GOAL: Reproduce verbatim the part of the records that opens with the first line and closes with the line containing "541, 317, 548]", both ends included.

►

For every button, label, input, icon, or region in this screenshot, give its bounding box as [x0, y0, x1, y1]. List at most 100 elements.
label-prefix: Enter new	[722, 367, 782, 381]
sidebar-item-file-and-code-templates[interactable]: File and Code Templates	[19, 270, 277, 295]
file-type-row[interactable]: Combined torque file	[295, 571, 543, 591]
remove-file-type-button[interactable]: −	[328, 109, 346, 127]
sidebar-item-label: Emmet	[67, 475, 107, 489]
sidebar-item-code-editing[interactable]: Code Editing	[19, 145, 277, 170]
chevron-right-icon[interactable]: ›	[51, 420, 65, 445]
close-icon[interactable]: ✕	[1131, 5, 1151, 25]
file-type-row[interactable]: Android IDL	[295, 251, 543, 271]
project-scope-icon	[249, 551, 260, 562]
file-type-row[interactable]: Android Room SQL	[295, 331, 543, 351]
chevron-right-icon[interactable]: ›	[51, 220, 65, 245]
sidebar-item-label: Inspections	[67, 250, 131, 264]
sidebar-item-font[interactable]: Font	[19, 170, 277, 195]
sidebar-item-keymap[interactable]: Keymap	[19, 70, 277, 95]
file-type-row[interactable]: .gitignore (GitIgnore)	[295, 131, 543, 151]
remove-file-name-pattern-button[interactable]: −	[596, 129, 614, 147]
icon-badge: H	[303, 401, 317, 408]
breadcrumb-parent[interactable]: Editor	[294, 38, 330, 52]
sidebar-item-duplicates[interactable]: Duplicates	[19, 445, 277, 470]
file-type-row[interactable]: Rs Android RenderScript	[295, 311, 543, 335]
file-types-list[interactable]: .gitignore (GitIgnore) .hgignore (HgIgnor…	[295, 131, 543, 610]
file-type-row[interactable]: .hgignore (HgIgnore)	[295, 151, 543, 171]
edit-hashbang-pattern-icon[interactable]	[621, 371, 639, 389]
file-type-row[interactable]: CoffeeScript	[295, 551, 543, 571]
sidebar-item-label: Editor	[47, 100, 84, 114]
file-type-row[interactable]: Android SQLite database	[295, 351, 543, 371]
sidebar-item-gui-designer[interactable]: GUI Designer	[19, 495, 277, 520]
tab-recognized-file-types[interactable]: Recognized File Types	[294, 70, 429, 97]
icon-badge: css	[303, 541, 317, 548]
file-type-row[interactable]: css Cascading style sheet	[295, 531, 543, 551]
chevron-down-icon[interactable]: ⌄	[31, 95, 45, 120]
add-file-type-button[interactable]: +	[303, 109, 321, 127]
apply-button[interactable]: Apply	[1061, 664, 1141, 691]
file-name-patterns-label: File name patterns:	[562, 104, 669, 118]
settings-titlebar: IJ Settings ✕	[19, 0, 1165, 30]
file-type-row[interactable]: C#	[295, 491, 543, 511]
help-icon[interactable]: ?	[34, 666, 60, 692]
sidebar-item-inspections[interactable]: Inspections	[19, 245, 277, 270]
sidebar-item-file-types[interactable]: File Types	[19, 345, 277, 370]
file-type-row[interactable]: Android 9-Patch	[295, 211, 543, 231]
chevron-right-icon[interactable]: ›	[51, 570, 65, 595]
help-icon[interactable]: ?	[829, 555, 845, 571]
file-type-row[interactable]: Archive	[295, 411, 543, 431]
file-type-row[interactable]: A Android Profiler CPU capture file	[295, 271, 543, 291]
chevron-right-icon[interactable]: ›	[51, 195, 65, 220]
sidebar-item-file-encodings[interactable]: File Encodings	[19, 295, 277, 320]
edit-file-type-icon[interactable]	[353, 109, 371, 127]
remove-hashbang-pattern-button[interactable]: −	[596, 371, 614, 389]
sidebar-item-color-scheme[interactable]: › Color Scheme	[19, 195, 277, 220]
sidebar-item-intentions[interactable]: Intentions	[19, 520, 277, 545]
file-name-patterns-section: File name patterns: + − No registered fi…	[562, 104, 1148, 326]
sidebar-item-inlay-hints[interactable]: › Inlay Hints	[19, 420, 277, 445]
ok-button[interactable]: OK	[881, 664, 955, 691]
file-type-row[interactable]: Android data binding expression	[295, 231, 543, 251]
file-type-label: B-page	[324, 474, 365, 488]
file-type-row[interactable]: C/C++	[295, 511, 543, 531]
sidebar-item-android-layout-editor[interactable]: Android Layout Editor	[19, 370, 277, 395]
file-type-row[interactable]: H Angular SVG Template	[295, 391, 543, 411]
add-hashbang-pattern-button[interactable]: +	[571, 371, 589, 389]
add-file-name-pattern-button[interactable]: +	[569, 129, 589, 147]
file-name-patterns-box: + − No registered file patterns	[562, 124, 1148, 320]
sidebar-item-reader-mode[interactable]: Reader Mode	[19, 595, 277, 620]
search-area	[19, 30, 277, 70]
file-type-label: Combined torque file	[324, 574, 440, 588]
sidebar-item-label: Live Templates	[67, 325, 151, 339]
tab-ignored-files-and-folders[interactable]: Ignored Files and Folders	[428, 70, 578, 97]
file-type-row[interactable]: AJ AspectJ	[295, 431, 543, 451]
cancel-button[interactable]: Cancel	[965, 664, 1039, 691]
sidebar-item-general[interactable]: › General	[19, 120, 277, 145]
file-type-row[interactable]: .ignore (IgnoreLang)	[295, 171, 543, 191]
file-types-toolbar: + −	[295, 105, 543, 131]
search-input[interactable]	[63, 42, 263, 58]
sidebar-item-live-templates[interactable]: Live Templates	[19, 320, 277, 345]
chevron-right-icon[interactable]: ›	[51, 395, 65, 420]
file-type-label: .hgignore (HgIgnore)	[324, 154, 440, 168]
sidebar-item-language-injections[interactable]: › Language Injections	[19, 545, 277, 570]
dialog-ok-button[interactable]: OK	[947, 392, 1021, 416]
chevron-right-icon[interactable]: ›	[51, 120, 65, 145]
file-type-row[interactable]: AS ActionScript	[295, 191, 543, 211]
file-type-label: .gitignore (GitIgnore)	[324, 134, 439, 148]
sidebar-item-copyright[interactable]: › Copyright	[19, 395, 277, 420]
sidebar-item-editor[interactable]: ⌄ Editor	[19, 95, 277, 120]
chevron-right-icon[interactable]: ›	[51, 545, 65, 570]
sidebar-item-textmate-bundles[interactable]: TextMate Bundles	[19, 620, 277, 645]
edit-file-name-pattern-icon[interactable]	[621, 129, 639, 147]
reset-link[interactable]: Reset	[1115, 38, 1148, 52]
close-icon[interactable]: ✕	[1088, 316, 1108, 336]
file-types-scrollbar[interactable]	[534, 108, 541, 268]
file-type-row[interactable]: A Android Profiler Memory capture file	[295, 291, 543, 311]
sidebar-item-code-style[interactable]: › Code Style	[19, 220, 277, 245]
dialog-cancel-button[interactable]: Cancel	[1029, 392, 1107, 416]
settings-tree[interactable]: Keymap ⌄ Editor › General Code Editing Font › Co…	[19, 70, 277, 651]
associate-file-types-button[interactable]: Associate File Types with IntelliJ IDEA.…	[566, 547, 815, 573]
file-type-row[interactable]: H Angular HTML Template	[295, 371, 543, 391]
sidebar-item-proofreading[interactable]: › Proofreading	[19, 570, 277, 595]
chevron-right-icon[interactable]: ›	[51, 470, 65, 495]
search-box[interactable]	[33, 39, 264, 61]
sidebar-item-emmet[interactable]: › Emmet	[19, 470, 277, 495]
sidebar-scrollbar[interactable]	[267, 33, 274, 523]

◄

CORRECT OUTPUT:
For every button, label, input, icon, or region in this screenshot, give its bounding box as [x0, y0, x1, y1]. List at most 100 elements.
label-prefix: Enter new	[722, 367, 782, 381]
sidebar-item-file-and-code-templates[interactable]: File and Code Templates	[19, 270, 277, 295]
file-type-row[interactable]: Combined torque file	[295, 571, 543, 591]
remove-file-type-button[interactable]: −	[328, 109, 346, 127]
sidebar-item-label: Emmet	[67, 475, 107, 489]
sidebar-item-code-editing[interactable]: Code Editing	[19, 145, 277, 170]
chevron-right-icon[interactable]: ›	[51, 420, 65, 445]
close-icon[interactable]: ✕	[1131, 5, 1151, 25]
file-type-row[interactable]: Android IDL	[295, 251, 543, 271]
project-scope-icon	[249, 551, 260, 562]
file-type-row[interactable]: Android Room SQL	[295, 331, 543, 351]
chevron-right-icon[interactable]: ›	[51, 220, 65, 245]
sidebar-item-label: Inspections	[67, 250, 131, 264]
sidebar-item-font[interactable]: Font	[19, 170, 277, 195]
sidebar-item-keymap[interactable]: Keymap	[19, 70, 277, 95]
file-type-row[interactable]: .gitignore (GitIgnore)	[295, 131, 543, 151]
remove-file-name-pattern-button[interactable]: −	[596, 129, 614, 147]
icon-badge: H	[303, 401, 317, 408]
breadcrumb-parent[interactable]: Editor	[294, 38, 330, 52]
sidebar-item-duplicates[interactable]: Duplicates	[19, 445, 277, 470]
file-type-row[interactable]: Rs Android RenderScript	[295, 311, 543, 335]
file-types-list[interactable]: .gitignore (GitIgnore) .hgignore (HgIgnor…	[295, 131, 543, 610]
file-type-row[interactable]: .hgignore (HgIgnore)	[295, 151, 543, 171]
edit-hashbang-pattern-icon[interactable]	[621, 371, 639, 389]
file-type-row[interactable]: CoffeeScript	[295, 551, 543, 571]
sidebar-item-label: Editor	[47, 100, 84, 114]
file-type-row[interactable]: Android SQLite database	[295, 351, 543, 371]
sidebar-item-gui-designer[interactable]: GUI Designer	[19, 495, 277, 520]
tab-recognized-file-types[interactable]: Recognized File Types	[294, 70, 429, 97]
icon-badge: css	[303, 541, 317, 548]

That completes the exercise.